-- Working data start --
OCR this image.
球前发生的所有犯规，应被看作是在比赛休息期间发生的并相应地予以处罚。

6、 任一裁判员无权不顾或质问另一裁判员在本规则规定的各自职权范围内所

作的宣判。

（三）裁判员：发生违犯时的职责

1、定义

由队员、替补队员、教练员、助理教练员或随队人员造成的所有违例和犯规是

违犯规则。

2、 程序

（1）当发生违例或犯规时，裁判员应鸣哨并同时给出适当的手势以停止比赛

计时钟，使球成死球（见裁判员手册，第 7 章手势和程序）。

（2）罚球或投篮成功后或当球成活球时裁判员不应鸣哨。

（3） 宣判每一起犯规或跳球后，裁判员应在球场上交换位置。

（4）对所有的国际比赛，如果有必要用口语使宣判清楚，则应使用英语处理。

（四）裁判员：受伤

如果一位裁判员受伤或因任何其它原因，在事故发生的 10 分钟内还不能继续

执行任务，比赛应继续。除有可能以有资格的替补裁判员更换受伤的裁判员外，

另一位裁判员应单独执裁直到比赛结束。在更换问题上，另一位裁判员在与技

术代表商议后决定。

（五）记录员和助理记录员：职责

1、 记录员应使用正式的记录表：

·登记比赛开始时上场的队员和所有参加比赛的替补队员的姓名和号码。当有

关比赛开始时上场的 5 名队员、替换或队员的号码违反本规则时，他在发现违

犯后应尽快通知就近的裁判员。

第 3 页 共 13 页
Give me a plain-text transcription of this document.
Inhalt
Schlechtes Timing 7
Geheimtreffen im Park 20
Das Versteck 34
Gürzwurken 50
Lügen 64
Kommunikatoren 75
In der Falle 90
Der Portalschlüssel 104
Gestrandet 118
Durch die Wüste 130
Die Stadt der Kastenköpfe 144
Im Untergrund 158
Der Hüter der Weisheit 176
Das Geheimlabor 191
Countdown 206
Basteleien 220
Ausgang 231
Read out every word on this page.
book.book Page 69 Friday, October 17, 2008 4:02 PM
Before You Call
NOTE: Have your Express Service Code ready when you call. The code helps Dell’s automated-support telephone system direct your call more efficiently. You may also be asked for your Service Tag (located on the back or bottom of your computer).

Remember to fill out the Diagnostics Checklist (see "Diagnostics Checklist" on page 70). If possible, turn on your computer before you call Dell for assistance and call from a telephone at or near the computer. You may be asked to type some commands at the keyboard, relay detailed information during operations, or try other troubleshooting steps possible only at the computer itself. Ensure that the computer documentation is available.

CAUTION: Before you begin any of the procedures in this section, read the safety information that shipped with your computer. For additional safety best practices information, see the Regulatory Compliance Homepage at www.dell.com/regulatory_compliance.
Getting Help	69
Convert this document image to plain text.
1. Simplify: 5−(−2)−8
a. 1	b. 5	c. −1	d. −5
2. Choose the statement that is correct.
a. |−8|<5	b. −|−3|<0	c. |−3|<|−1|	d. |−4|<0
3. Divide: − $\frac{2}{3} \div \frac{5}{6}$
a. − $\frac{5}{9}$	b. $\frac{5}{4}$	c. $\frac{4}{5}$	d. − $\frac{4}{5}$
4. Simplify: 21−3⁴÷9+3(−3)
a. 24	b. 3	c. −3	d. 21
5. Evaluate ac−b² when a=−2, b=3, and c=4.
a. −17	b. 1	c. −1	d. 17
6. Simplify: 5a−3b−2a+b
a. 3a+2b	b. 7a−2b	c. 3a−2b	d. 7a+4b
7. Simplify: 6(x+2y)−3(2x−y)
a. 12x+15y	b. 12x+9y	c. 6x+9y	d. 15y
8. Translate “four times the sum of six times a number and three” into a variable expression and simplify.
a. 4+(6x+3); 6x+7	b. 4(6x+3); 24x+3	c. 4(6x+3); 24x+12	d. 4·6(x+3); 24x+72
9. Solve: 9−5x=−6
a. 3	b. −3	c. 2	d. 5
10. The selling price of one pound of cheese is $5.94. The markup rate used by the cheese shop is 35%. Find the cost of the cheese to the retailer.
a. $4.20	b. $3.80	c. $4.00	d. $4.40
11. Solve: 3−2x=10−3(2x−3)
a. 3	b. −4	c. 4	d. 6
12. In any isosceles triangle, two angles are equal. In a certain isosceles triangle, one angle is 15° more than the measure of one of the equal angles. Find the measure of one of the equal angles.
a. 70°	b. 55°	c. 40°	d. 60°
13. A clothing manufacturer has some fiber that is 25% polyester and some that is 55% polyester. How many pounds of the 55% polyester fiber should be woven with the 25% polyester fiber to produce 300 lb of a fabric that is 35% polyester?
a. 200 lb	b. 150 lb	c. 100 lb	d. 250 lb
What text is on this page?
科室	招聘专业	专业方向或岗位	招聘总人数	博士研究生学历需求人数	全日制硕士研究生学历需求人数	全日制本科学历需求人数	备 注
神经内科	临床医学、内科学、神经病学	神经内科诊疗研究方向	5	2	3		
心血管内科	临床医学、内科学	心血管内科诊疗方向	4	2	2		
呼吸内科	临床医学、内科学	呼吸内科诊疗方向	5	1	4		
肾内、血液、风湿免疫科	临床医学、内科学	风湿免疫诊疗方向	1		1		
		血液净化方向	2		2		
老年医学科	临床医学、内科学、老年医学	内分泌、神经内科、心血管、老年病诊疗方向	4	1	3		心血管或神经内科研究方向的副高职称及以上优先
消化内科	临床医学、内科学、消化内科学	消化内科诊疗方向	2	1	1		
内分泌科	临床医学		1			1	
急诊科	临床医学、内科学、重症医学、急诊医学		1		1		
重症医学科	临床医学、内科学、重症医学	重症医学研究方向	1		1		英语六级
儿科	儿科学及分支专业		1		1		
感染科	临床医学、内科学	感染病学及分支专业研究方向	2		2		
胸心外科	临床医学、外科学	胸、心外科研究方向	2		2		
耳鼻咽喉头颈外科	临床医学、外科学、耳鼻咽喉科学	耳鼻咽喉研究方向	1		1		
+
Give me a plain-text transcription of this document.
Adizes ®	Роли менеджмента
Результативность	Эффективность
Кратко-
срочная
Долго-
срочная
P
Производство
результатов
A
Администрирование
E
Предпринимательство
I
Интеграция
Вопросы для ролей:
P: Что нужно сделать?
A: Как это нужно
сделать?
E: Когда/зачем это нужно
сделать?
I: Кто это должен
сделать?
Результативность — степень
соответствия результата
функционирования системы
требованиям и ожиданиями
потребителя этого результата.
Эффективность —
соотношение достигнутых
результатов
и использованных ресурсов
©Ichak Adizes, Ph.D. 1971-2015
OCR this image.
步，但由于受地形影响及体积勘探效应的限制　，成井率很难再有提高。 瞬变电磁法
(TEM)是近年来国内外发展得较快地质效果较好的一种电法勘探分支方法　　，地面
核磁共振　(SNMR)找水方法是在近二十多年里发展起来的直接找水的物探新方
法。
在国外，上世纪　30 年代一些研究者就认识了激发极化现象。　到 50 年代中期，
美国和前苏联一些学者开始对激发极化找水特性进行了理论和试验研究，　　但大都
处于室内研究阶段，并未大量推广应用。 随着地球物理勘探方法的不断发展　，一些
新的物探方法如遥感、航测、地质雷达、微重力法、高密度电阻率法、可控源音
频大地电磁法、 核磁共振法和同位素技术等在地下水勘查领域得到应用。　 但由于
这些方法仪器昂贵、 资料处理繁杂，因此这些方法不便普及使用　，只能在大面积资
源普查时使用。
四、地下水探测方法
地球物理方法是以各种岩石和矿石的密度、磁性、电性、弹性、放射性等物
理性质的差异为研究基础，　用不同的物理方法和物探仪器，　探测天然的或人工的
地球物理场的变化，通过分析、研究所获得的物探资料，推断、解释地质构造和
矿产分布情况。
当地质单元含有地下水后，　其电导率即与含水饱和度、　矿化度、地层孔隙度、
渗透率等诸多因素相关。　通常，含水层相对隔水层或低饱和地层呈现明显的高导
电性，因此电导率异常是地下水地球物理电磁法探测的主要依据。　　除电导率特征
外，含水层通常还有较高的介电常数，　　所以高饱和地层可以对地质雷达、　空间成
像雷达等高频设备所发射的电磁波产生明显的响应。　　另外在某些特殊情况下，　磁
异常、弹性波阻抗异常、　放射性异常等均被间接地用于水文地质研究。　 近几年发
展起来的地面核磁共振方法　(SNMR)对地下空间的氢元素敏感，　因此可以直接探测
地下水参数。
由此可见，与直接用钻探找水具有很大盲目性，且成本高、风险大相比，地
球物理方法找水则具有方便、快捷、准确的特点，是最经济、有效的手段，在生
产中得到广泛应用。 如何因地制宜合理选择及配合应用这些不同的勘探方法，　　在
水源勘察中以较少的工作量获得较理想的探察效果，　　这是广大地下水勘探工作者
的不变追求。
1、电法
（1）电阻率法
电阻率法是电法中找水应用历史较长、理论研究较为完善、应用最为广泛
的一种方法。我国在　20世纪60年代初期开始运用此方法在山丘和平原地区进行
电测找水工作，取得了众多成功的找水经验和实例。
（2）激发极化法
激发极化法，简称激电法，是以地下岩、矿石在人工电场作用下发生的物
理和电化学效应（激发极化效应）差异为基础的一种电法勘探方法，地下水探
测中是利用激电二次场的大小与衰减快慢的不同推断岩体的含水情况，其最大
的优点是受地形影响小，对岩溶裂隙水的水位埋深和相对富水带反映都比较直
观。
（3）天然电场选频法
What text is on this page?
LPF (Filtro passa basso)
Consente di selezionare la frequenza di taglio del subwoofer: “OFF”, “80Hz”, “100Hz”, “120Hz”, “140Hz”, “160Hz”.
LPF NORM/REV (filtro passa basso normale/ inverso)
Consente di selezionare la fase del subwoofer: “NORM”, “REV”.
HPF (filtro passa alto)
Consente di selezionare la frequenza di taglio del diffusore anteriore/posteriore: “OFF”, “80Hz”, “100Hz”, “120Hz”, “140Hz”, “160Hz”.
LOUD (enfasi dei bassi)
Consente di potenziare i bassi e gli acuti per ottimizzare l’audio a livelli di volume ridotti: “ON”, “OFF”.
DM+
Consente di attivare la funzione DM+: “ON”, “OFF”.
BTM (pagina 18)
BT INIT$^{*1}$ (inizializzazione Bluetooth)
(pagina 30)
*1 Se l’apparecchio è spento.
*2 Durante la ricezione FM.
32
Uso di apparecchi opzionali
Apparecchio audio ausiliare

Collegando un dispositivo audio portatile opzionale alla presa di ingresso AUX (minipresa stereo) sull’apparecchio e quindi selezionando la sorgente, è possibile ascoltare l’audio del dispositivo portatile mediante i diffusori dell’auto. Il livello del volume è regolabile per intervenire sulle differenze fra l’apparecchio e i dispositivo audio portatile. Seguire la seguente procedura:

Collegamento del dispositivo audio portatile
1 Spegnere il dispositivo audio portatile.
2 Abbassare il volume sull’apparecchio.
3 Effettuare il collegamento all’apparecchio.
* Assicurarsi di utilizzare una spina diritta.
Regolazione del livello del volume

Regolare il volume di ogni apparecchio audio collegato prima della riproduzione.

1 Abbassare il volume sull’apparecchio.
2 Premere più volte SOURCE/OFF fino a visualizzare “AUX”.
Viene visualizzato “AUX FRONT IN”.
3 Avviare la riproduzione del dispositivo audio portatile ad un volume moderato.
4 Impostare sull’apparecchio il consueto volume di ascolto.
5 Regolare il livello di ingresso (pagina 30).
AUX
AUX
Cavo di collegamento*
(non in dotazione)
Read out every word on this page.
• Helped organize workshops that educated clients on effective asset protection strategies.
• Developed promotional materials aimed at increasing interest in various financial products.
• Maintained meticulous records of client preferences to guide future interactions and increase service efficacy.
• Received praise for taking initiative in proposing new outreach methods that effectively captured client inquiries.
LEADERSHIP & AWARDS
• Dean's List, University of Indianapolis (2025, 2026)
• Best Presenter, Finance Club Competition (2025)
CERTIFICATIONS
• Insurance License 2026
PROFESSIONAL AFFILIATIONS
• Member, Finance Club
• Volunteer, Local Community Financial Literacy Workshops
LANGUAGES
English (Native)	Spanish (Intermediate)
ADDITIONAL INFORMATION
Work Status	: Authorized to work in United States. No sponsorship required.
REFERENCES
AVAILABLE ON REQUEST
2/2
-- Working data end --
• _Exercise task_
Copy out every line of the data that includes "with".

• _Output for this task_
CAUTION: Before you begin any of the procedures in this section, read the safety information that shipped with your computer. For additional safety best practices information, see the Regulatory Compliance Homepage at www.dell.com/regulatory_compliance.
13. A clothing manufacturer has some fiber that is 25% polyester and some that is 55% polyester. How many pounds of the 55% polyester fiber should be woven with the 25% polyester fiber to produce 300 lb of a fabric that is 35% polyester?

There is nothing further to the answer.